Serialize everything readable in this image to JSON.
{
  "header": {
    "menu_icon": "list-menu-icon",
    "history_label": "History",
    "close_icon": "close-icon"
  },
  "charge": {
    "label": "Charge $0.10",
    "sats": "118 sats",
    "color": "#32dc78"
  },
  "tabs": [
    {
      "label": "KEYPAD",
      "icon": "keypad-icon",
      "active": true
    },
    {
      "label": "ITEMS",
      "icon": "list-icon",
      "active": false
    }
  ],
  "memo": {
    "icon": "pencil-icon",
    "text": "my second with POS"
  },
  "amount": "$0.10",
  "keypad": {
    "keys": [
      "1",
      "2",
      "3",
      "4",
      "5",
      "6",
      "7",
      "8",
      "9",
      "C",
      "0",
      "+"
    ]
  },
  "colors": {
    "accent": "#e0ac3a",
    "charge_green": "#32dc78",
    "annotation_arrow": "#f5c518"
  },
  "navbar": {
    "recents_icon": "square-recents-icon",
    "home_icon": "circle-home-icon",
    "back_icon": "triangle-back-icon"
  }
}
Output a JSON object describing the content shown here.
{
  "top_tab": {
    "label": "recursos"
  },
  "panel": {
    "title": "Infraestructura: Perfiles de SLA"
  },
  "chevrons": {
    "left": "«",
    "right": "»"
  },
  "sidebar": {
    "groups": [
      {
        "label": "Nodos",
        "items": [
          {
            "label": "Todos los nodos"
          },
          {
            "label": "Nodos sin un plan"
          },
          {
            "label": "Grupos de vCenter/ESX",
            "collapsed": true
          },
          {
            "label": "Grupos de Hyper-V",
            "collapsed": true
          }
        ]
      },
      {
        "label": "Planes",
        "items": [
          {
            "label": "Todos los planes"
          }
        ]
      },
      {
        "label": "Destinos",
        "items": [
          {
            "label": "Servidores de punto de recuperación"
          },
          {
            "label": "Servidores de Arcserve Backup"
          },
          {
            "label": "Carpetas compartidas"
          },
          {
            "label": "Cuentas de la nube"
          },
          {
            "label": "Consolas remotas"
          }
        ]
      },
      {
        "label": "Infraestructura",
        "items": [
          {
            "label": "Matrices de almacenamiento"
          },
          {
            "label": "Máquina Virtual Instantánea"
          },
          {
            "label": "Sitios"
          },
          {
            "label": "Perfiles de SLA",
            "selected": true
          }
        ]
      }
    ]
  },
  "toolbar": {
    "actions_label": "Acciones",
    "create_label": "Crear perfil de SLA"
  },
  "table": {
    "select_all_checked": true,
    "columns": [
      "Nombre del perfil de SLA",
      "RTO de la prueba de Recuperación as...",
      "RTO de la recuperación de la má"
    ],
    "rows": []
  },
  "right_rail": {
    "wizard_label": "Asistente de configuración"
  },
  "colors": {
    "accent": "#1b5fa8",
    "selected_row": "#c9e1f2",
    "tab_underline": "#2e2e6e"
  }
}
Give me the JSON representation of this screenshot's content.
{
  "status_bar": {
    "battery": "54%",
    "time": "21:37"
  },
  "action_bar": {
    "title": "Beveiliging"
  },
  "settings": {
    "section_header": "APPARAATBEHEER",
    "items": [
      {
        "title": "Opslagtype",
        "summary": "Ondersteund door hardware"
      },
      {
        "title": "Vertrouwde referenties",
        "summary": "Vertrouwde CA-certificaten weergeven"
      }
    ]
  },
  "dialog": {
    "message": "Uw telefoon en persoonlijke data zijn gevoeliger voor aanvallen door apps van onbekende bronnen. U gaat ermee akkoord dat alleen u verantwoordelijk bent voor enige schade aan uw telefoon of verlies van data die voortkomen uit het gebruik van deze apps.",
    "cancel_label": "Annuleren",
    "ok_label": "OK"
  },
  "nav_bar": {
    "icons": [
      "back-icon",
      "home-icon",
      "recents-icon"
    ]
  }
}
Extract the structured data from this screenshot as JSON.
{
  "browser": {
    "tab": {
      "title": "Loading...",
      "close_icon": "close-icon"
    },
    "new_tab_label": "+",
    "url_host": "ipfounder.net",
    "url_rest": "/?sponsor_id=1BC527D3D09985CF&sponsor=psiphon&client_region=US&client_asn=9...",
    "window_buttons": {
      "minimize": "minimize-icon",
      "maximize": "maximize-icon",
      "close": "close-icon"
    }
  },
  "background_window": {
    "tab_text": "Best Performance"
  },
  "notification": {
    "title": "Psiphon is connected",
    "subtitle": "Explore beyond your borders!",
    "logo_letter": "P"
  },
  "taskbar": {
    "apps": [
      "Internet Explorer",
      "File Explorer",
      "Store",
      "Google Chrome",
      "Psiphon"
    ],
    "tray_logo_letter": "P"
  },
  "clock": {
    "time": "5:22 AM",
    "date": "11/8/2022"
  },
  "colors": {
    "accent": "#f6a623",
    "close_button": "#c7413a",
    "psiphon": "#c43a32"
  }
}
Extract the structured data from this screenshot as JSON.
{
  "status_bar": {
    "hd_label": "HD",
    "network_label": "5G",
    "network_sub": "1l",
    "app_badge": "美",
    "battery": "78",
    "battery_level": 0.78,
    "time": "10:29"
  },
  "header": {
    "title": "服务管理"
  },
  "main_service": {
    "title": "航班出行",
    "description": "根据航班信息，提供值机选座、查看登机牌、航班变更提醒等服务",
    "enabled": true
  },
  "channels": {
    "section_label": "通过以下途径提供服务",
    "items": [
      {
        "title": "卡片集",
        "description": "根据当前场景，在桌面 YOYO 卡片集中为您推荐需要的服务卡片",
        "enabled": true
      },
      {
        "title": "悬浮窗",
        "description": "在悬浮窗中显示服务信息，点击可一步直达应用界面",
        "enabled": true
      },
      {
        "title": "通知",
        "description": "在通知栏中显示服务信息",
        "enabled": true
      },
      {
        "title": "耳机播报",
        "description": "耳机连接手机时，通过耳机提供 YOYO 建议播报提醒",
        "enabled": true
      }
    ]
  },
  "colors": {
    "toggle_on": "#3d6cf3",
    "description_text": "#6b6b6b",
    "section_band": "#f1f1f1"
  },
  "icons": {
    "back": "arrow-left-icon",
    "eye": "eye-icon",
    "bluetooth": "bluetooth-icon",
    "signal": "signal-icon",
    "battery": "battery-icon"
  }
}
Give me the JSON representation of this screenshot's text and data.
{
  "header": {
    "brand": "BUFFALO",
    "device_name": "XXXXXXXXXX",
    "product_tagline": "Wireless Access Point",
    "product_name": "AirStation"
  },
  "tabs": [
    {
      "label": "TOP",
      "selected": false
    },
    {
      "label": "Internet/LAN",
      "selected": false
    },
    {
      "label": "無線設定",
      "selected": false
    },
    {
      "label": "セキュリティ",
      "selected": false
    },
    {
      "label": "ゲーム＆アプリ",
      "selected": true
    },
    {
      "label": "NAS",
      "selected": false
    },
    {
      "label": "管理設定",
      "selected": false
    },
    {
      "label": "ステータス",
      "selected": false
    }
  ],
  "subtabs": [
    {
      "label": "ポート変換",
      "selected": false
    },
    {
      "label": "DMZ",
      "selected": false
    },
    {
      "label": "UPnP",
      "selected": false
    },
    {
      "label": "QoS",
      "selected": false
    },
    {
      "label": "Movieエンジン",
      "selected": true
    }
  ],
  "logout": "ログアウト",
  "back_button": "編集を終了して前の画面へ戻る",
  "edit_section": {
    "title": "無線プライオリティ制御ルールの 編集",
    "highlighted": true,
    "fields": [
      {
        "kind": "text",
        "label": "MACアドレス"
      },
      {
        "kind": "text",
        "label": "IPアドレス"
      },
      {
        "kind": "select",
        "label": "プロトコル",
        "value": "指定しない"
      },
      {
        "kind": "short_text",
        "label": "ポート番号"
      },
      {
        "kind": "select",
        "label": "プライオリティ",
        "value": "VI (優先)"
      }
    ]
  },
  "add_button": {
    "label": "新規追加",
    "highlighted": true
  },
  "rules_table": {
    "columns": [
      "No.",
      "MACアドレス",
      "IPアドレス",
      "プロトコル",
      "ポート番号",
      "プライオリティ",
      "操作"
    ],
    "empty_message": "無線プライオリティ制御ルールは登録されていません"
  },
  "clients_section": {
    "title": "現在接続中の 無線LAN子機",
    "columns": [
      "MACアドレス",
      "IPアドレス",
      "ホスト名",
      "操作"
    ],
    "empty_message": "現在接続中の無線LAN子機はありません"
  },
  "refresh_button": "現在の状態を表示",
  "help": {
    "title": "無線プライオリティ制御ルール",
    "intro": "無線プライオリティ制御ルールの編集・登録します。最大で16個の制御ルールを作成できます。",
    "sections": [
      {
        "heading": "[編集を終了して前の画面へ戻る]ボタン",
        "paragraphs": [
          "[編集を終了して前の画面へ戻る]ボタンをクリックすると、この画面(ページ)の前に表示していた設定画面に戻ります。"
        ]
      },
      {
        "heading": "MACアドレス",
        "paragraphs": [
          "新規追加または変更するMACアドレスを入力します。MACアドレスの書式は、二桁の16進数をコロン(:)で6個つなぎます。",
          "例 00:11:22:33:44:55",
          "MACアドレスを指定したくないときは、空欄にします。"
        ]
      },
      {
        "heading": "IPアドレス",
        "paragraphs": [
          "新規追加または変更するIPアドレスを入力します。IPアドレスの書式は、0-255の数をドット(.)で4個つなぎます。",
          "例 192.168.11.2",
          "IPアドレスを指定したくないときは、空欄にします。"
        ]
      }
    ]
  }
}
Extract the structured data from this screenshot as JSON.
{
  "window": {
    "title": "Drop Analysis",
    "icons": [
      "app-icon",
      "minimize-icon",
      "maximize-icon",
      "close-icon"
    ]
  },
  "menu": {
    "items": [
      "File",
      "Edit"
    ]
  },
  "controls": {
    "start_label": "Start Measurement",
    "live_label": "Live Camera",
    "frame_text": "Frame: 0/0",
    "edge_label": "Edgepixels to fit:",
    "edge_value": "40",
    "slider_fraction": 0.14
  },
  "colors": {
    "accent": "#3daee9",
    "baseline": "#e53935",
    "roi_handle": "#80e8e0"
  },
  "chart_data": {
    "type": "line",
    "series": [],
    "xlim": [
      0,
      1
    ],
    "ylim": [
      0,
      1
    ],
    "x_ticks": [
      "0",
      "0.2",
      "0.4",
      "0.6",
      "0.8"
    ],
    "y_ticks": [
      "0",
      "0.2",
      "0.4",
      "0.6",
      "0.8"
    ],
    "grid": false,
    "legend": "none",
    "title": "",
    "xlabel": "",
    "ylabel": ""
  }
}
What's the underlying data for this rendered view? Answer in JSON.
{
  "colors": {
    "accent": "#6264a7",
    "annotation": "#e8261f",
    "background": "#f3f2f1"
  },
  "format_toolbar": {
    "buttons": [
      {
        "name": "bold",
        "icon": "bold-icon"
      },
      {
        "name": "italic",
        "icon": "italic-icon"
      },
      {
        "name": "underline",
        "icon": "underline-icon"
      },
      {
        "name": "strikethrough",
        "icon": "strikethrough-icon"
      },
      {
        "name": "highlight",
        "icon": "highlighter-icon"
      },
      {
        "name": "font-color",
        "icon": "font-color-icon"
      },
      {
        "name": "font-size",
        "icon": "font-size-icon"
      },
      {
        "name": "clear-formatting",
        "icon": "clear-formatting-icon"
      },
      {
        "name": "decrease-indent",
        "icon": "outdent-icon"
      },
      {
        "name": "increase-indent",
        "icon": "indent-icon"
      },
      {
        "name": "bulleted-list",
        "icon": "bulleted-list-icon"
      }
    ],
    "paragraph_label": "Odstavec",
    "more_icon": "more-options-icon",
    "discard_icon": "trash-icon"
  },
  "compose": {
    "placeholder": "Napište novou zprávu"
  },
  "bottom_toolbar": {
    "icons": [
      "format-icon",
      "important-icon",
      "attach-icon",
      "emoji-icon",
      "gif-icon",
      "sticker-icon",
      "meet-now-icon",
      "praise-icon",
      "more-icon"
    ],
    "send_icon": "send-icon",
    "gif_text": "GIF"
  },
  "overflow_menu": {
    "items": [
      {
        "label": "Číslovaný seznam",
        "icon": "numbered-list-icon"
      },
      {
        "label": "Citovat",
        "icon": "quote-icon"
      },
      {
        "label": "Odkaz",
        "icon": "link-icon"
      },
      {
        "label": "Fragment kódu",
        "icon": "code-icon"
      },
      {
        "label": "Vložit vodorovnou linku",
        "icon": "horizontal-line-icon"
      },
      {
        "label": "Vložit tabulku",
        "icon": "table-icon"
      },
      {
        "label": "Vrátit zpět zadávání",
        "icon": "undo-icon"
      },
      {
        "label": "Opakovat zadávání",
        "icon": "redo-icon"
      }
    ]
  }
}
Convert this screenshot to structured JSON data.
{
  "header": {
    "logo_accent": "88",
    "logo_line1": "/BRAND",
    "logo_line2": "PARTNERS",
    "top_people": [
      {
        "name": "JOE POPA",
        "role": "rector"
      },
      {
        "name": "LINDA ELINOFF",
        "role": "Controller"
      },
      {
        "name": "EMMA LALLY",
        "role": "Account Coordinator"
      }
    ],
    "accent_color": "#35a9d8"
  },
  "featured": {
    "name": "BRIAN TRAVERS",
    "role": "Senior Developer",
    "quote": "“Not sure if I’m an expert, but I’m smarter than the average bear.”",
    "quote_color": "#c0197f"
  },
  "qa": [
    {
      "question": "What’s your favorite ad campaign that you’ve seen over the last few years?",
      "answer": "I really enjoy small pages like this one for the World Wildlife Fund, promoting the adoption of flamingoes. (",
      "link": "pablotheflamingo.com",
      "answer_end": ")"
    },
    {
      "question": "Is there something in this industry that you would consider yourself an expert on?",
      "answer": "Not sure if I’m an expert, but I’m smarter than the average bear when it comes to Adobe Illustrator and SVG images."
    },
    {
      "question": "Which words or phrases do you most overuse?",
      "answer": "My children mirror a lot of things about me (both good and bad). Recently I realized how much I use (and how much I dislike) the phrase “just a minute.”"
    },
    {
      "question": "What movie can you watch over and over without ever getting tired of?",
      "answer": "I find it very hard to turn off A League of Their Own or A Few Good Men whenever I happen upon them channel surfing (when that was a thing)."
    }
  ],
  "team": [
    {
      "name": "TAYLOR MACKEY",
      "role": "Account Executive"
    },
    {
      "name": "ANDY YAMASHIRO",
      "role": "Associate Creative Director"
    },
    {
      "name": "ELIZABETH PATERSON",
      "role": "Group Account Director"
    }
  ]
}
-=-=-
REQUIREMENTS:
Isolate the lines that hold the word "maximize" and copy all of them.

SOLUTION TO THE PROBLEM:
      "maximize": "maximize-icon",
      "maximize-icon",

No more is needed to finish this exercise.